▶ WHAT IS ASKED: Check each line of the records for "laatste"; collect those that have it.
*** DATASET RECORDS
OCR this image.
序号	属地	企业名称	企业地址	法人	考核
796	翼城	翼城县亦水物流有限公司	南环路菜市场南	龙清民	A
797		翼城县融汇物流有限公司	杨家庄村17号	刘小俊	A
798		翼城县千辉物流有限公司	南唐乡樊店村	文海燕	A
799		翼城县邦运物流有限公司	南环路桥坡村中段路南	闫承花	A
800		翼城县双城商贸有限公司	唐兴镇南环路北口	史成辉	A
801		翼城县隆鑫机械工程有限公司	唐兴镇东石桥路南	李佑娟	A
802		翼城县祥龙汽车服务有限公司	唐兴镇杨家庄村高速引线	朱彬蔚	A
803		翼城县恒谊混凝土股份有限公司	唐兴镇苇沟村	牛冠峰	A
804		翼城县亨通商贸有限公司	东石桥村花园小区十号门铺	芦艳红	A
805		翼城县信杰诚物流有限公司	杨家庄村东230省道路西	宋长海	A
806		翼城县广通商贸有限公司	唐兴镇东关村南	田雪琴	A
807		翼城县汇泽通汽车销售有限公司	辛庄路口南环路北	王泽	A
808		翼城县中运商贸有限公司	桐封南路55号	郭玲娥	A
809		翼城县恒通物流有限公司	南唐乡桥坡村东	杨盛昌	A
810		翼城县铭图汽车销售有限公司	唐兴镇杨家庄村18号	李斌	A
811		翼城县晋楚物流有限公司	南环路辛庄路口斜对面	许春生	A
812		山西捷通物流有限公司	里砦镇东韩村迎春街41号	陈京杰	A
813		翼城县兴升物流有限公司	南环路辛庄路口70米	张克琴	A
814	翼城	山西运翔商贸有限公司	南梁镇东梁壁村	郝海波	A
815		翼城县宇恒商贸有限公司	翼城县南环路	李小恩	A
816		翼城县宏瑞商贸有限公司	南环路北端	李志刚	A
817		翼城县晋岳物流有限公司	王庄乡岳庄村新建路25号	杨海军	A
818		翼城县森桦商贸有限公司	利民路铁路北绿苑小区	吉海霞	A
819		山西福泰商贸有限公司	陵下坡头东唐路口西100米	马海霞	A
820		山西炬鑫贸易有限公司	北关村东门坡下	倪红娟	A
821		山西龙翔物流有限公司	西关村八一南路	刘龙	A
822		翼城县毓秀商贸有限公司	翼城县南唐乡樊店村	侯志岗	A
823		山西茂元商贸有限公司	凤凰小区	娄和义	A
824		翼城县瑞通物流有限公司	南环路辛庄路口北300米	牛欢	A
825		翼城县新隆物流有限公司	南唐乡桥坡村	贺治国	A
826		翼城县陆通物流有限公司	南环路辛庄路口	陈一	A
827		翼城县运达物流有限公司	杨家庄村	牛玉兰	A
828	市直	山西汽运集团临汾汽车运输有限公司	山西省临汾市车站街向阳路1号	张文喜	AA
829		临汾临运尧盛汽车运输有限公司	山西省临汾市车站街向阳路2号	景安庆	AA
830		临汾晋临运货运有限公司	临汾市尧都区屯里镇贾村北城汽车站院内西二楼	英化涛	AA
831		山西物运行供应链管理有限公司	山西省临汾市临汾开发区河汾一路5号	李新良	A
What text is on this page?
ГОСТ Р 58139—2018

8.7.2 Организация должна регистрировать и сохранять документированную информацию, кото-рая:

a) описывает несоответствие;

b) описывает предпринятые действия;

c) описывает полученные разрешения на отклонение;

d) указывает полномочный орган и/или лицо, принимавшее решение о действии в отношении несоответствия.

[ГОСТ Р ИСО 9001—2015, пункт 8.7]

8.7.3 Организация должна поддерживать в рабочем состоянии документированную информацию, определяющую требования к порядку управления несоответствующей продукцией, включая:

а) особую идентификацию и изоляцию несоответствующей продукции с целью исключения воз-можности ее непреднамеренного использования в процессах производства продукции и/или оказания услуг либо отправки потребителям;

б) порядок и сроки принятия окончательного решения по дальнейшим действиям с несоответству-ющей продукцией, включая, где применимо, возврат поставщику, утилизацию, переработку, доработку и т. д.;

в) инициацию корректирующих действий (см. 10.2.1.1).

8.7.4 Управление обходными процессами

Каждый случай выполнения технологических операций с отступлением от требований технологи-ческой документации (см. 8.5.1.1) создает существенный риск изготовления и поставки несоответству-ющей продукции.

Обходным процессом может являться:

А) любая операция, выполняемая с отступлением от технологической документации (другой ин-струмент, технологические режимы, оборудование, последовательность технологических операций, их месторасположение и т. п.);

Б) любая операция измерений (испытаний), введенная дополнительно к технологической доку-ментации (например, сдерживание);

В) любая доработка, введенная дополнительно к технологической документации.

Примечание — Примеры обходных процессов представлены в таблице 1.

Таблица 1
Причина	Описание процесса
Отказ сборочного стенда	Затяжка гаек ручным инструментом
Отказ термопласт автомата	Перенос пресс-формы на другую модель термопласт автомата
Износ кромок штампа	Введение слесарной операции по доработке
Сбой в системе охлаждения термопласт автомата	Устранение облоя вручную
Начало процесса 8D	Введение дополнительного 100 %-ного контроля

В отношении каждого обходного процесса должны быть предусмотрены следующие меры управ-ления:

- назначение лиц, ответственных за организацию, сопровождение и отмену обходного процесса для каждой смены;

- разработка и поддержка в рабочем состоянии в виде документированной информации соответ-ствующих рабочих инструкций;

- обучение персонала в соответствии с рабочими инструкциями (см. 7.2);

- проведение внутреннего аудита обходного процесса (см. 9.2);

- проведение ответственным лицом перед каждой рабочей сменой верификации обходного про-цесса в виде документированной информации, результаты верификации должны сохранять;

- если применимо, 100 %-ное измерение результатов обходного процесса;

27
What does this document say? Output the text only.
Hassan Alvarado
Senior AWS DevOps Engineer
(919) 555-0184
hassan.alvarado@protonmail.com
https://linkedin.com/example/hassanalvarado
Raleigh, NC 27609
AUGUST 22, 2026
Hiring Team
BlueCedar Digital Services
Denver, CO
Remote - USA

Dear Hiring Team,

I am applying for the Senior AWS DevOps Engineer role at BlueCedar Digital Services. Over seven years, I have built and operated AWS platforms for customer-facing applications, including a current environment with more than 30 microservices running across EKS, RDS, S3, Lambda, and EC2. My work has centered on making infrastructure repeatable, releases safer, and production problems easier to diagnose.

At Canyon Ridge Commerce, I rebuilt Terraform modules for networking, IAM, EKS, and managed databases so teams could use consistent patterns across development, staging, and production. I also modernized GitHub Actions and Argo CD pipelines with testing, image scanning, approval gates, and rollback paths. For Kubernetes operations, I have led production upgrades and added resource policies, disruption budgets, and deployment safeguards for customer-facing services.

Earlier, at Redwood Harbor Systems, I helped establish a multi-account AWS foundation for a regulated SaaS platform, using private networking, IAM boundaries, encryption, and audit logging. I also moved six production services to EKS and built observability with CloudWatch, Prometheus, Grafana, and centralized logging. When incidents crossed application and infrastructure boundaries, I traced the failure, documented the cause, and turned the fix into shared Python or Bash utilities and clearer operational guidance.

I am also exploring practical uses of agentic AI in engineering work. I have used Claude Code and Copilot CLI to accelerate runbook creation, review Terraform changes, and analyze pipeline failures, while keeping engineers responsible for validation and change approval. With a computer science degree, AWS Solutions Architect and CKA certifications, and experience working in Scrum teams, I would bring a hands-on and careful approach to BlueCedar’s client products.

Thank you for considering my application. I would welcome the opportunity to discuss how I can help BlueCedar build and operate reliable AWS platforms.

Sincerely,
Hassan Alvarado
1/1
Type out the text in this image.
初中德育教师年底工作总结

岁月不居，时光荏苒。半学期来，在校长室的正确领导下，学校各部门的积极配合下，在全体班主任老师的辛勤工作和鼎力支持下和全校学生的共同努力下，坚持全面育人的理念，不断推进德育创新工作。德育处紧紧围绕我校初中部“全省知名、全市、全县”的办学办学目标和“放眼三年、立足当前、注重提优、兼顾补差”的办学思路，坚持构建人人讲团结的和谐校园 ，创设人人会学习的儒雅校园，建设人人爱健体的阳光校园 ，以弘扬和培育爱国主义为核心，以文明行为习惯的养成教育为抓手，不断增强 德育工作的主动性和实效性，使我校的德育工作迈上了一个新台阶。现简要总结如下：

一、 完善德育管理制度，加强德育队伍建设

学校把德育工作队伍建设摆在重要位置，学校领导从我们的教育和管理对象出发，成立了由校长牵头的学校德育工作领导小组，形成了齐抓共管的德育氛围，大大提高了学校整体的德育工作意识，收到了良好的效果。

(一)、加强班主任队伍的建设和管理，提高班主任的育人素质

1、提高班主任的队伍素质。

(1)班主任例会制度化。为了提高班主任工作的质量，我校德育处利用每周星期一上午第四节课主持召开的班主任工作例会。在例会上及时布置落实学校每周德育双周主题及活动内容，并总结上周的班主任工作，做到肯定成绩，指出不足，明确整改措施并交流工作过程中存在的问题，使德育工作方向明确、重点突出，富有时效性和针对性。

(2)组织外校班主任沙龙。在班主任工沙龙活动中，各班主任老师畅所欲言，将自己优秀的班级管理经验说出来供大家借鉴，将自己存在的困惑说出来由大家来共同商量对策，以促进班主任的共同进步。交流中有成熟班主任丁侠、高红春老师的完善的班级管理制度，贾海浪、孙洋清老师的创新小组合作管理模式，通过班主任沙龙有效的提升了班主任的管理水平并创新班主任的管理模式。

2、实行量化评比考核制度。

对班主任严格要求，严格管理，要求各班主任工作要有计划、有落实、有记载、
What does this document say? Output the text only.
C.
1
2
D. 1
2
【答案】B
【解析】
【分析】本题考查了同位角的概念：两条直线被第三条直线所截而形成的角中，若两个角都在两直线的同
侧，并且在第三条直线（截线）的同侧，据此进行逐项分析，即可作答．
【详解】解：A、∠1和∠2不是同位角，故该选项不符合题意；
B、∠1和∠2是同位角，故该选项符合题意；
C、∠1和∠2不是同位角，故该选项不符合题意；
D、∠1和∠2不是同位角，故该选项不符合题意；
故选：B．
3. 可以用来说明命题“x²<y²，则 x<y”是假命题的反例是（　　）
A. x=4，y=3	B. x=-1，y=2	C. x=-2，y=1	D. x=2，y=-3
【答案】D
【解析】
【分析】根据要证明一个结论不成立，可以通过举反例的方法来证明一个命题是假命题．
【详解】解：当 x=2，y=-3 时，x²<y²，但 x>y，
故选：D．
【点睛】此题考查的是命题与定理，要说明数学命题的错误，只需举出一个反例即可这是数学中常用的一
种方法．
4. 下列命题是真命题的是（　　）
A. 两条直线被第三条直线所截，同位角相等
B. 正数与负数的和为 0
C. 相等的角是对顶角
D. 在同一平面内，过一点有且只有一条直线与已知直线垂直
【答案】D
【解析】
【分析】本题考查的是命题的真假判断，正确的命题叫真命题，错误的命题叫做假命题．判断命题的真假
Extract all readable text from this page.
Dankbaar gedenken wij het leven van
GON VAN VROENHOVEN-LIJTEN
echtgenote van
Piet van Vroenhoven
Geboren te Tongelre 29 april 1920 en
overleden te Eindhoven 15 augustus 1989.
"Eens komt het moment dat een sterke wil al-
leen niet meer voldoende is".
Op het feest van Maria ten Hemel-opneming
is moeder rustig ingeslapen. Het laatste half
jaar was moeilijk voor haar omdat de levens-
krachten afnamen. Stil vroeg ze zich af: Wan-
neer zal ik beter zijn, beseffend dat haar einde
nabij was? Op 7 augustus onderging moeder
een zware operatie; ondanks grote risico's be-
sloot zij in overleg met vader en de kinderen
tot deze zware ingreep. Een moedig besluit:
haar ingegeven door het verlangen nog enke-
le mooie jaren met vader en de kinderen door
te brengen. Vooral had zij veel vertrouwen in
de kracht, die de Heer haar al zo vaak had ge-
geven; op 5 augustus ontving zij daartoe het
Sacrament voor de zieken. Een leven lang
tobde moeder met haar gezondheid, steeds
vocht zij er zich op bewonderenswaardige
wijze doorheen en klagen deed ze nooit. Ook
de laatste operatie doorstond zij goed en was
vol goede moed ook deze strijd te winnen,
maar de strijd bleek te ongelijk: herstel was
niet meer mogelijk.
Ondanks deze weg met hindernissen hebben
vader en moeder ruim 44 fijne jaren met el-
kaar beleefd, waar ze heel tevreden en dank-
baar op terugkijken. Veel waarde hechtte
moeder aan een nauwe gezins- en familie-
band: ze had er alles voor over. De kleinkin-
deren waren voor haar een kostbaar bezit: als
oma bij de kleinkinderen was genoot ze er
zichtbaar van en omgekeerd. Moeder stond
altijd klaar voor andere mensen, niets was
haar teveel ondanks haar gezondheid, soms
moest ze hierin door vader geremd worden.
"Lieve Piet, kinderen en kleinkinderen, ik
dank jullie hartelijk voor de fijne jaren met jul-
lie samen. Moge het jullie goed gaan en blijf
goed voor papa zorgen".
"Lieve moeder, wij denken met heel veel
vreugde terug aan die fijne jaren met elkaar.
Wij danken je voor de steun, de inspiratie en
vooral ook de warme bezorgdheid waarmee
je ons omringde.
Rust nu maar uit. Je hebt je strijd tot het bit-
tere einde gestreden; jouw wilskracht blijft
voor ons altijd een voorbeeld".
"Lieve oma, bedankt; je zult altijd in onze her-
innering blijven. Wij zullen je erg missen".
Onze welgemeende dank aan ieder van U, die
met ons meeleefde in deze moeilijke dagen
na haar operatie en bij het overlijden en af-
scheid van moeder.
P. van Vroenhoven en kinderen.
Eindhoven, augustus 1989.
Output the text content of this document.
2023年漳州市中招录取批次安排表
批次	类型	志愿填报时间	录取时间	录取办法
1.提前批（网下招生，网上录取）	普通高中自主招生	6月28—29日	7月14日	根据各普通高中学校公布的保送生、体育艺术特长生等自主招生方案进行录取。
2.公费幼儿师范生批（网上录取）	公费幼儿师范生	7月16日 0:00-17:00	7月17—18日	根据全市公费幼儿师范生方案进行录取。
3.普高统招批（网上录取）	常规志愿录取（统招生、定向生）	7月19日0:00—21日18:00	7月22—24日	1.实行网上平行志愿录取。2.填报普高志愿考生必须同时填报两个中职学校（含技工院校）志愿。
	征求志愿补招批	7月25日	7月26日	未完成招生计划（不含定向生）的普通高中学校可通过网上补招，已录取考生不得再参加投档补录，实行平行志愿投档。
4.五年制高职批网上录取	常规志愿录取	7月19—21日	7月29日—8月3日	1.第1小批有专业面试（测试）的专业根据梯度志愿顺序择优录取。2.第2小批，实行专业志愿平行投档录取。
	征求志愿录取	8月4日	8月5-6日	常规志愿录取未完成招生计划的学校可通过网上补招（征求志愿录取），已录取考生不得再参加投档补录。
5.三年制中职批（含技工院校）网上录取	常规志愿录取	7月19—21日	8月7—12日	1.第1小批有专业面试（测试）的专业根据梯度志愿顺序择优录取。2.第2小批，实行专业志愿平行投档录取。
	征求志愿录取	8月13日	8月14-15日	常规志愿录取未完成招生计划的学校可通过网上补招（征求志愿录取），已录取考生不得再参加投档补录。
******
▶ REPLY TO THE EXERCISE:
is moeder rustig ingeslapen. Het laatste half
de laatste operatie doorstond zij goed en was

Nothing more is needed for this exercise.